Each line of the data that includes the string "Calendars" is to be copied out.
################
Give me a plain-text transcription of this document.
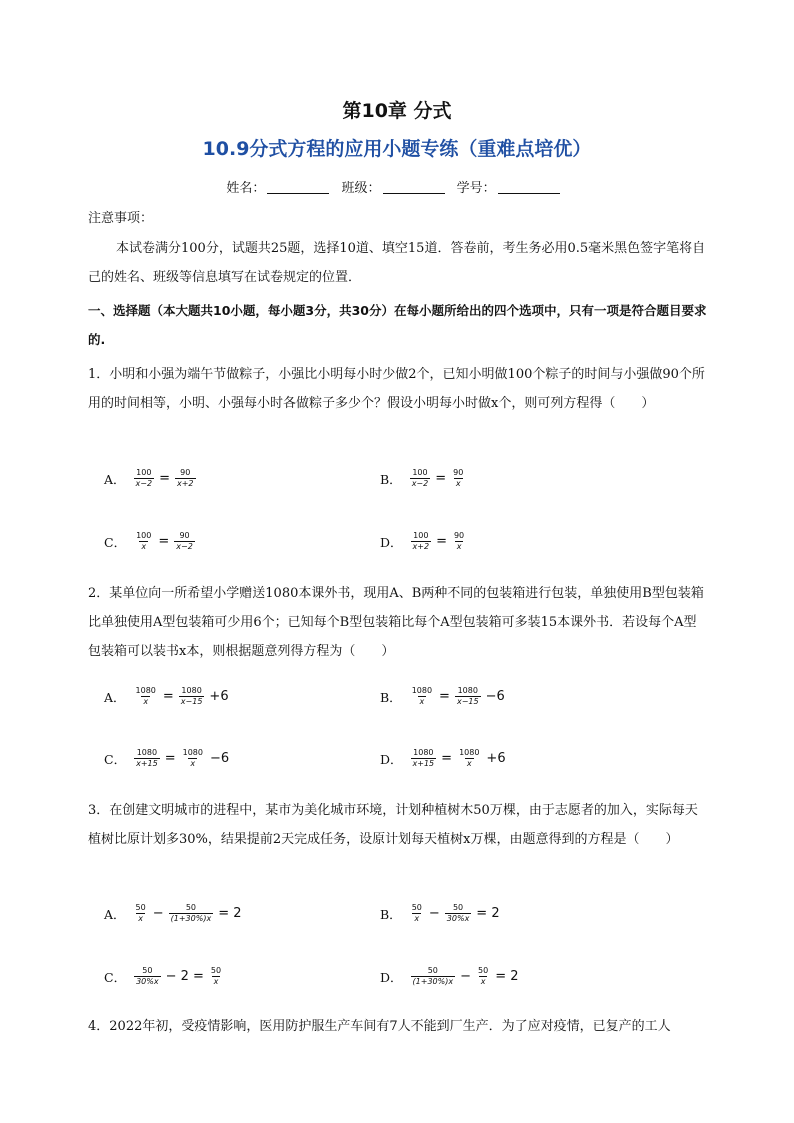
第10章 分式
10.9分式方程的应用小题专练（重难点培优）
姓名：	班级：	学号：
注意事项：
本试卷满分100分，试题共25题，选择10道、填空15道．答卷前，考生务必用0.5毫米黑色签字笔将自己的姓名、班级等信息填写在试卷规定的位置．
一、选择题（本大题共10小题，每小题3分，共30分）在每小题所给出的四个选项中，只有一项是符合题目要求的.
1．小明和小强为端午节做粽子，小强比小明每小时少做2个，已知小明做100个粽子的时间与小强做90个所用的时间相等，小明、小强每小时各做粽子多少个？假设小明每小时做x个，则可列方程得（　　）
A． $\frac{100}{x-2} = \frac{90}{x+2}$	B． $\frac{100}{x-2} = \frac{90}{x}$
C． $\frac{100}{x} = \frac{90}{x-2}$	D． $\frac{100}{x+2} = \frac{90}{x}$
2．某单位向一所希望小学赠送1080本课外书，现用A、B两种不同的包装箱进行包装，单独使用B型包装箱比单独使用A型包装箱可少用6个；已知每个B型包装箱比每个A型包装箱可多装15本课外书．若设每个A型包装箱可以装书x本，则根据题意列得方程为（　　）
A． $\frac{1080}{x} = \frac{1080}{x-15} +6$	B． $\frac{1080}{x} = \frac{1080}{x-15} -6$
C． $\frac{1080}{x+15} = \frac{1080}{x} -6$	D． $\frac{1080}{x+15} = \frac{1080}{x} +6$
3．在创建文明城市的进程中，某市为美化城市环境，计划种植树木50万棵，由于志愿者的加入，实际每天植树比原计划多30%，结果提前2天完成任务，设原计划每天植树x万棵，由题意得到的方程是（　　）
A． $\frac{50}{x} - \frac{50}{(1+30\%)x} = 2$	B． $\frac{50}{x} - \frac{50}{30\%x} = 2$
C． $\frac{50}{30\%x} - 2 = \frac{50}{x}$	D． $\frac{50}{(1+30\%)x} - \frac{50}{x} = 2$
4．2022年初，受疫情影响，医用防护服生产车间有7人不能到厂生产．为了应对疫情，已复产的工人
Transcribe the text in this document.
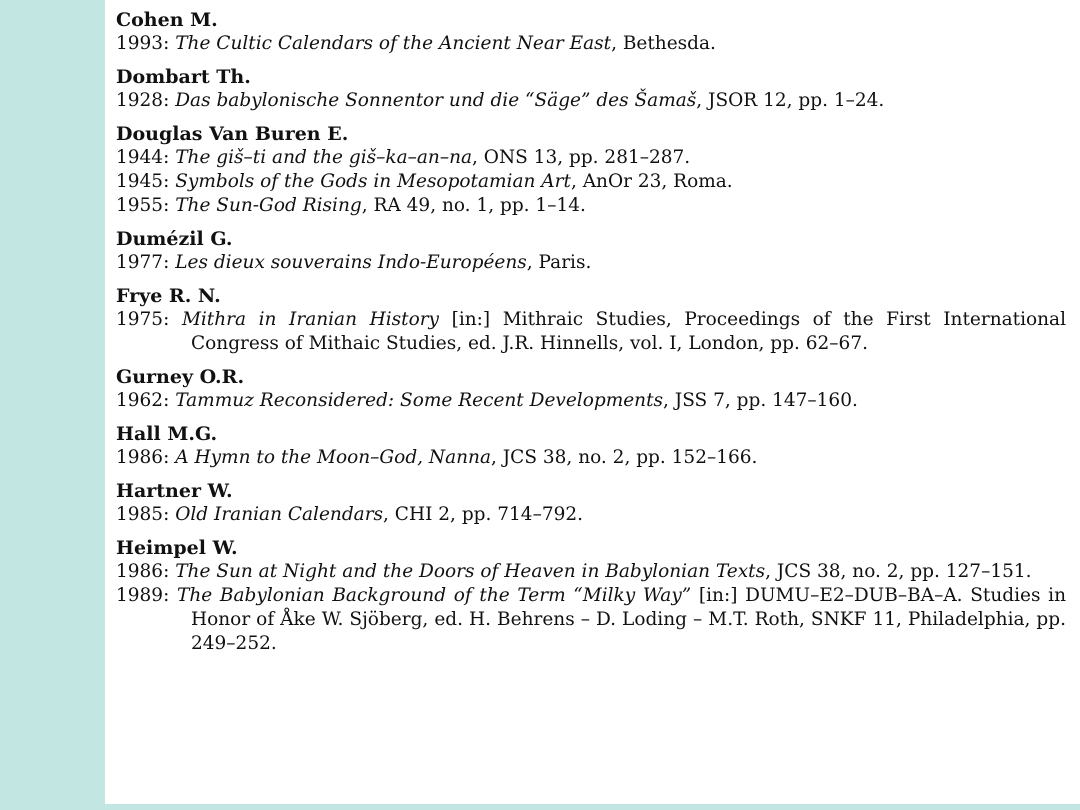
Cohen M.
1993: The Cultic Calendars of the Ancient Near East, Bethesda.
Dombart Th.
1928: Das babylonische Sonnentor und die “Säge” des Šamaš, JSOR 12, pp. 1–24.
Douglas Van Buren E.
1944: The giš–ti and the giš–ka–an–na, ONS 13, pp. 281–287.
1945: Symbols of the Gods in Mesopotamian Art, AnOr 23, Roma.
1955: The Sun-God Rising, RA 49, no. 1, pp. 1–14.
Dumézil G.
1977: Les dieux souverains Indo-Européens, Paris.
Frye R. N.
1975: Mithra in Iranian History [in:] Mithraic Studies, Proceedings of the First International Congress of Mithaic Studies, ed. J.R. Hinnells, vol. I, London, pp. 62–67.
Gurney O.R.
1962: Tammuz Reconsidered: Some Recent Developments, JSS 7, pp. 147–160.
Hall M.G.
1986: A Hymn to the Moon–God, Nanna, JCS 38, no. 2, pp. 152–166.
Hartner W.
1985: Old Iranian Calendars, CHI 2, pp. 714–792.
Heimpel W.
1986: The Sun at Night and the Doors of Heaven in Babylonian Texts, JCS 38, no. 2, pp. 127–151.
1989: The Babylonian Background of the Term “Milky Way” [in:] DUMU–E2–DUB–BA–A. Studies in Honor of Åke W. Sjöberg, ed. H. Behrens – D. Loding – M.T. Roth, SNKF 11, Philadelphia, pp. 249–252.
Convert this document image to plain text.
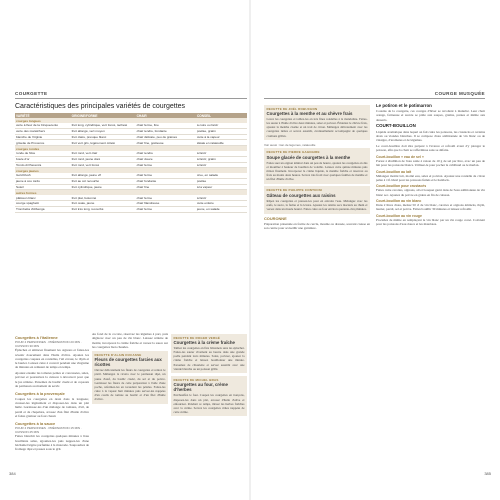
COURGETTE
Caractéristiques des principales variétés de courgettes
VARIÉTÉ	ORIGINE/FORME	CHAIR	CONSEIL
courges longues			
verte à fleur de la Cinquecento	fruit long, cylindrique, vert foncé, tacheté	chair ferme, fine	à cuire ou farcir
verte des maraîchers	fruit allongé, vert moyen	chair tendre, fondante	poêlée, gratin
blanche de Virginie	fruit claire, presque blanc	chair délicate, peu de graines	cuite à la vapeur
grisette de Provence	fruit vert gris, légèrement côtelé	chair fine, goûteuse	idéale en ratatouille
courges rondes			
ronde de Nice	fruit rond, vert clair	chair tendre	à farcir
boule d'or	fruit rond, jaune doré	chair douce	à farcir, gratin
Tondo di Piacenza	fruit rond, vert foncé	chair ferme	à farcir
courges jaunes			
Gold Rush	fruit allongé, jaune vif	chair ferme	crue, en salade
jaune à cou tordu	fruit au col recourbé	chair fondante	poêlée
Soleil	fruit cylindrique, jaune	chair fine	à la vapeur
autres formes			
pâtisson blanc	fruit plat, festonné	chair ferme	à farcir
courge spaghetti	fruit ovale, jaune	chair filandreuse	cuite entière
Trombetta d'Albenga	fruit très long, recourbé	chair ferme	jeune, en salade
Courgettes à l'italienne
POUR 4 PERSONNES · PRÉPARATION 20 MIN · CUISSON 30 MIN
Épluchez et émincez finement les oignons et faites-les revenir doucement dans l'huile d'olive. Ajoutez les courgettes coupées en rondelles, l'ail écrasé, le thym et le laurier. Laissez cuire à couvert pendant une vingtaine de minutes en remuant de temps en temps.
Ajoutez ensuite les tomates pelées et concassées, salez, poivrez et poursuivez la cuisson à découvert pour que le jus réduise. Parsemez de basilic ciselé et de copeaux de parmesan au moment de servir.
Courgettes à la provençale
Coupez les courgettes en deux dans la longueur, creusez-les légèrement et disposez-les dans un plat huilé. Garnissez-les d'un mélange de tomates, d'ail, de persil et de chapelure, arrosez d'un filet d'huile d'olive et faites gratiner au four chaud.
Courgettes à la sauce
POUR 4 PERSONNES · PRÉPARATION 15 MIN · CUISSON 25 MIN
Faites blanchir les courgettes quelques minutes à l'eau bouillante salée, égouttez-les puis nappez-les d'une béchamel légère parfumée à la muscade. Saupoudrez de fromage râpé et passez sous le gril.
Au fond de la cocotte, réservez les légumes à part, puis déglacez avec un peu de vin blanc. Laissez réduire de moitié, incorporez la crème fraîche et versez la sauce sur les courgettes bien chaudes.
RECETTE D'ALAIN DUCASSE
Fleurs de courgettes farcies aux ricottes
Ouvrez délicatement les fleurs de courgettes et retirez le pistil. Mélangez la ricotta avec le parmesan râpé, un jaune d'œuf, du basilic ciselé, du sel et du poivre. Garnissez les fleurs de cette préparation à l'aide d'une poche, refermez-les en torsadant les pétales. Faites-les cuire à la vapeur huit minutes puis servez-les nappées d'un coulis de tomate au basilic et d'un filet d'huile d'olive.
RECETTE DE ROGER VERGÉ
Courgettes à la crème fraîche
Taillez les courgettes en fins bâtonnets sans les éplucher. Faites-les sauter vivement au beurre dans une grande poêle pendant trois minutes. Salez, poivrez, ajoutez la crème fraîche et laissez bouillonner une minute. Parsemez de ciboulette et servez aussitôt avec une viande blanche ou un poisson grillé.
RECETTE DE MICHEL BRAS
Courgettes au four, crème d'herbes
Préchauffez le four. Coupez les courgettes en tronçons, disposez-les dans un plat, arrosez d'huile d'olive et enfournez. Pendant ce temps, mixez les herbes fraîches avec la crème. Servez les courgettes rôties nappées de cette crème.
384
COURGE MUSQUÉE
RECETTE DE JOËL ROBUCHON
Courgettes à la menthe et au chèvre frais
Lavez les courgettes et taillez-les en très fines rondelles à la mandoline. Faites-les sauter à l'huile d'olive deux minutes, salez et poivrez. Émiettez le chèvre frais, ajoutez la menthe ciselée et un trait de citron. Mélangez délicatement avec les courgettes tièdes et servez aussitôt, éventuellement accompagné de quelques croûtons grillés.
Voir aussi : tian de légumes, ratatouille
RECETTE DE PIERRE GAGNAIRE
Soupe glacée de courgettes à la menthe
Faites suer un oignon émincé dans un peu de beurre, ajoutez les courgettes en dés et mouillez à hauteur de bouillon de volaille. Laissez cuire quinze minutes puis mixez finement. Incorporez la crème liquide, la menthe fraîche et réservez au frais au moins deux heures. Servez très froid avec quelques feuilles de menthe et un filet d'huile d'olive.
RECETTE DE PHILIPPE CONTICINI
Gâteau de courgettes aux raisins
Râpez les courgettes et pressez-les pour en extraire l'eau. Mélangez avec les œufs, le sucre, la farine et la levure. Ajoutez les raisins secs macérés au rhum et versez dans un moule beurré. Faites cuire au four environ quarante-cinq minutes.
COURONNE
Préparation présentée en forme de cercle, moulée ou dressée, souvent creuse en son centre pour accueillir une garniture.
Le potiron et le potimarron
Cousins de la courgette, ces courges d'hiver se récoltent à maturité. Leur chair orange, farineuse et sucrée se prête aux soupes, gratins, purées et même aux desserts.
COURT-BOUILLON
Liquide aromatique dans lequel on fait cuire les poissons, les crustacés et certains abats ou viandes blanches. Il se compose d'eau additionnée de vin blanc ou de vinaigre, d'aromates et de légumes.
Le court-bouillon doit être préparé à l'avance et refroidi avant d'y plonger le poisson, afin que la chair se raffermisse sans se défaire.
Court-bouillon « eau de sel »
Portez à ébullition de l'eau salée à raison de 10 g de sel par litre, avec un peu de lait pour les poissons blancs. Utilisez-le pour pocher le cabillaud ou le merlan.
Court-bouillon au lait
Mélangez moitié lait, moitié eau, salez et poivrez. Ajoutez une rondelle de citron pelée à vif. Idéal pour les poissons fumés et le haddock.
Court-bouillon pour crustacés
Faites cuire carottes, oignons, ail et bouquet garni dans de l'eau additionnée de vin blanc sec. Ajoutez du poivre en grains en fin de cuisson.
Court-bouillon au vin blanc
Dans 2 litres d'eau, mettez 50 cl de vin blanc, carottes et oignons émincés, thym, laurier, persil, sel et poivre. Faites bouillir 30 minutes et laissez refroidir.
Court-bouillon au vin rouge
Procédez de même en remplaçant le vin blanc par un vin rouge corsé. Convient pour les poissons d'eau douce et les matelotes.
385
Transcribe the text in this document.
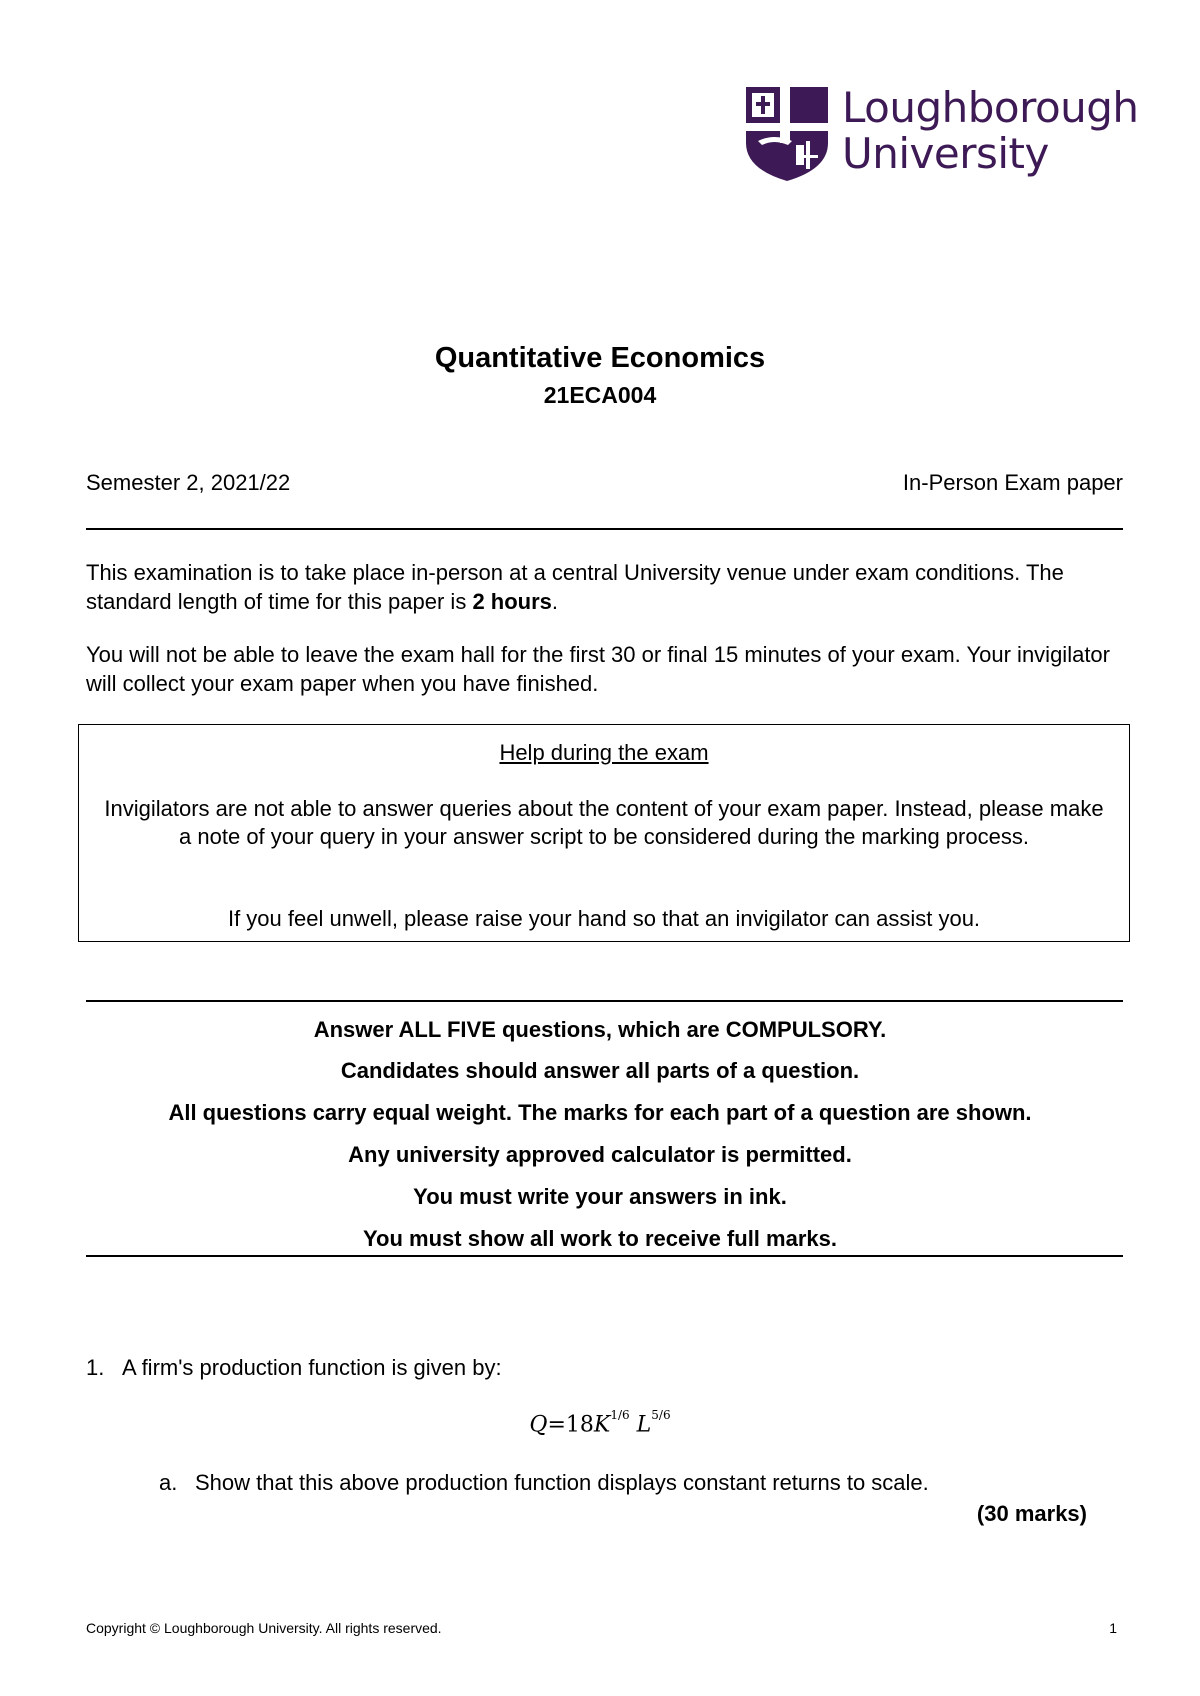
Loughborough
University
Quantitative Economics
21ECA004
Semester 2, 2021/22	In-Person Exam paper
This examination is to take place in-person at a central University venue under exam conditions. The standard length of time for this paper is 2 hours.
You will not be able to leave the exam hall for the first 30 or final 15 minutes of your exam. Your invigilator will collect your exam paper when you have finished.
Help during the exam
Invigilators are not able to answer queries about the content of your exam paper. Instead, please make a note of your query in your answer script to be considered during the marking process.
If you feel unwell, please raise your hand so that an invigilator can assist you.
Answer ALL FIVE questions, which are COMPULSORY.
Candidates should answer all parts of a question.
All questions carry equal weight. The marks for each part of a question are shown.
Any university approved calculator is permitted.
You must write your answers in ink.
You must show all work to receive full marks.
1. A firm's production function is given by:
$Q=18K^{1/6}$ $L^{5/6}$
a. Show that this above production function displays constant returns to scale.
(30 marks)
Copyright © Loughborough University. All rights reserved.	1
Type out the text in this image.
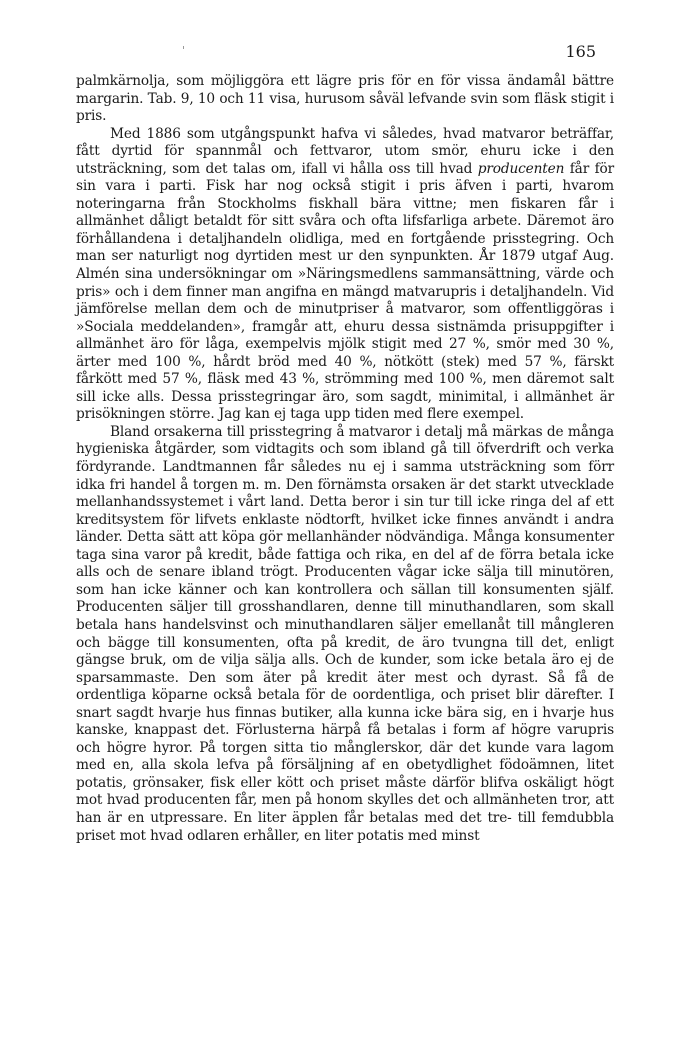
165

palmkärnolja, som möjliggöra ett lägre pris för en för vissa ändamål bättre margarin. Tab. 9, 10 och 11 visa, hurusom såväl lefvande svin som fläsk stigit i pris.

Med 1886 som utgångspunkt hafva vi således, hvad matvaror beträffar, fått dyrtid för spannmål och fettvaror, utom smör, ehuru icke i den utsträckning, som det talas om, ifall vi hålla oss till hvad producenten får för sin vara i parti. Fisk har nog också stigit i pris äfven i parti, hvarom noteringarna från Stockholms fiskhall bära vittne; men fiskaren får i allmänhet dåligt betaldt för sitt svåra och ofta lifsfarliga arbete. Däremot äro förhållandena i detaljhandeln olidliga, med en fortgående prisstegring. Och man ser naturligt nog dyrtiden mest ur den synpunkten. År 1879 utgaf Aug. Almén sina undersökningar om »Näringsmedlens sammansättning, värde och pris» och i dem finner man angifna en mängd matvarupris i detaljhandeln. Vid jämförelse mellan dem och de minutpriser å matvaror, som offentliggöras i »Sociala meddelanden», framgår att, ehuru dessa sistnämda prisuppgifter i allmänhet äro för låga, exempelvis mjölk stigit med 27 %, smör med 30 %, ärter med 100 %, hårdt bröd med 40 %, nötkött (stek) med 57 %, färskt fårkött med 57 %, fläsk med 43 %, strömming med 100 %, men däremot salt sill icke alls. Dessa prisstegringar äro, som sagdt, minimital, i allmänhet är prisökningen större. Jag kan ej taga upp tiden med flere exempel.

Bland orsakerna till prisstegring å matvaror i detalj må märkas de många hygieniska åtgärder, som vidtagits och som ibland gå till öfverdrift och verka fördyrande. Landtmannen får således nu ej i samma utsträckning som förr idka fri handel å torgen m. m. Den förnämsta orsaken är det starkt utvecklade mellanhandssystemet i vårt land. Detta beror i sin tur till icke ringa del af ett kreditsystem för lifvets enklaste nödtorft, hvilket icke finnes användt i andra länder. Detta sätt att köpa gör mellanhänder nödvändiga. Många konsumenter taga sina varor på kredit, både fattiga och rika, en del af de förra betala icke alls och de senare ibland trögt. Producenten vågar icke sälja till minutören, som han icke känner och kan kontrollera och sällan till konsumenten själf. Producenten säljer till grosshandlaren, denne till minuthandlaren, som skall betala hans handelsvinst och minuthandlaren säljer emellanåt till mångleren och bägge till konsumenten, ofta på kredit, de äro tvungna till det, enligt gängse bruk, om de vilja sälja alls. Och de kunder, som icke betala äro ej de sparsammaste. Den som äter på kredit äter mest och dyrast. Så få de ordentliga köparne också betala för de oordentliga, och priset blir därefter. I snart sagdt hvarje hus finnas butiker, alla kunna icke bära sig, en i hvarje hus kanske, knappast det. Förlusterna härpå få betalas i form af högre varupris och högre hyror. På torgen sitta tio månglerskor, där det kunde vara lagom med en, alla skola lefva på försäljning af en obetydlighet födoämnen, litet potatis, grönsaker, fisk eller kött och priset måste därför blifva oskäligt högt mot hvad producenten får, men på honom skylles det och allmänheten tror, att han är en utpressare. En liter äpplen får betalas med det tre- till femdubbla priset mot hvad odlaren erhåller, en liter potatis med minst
################
* _FINISHED TASK_
1993: The Cultic Calendars of the Ancient Near East, Bethesda.
1985: Old Iranian Calendars, CHI 2, pp. 714–792.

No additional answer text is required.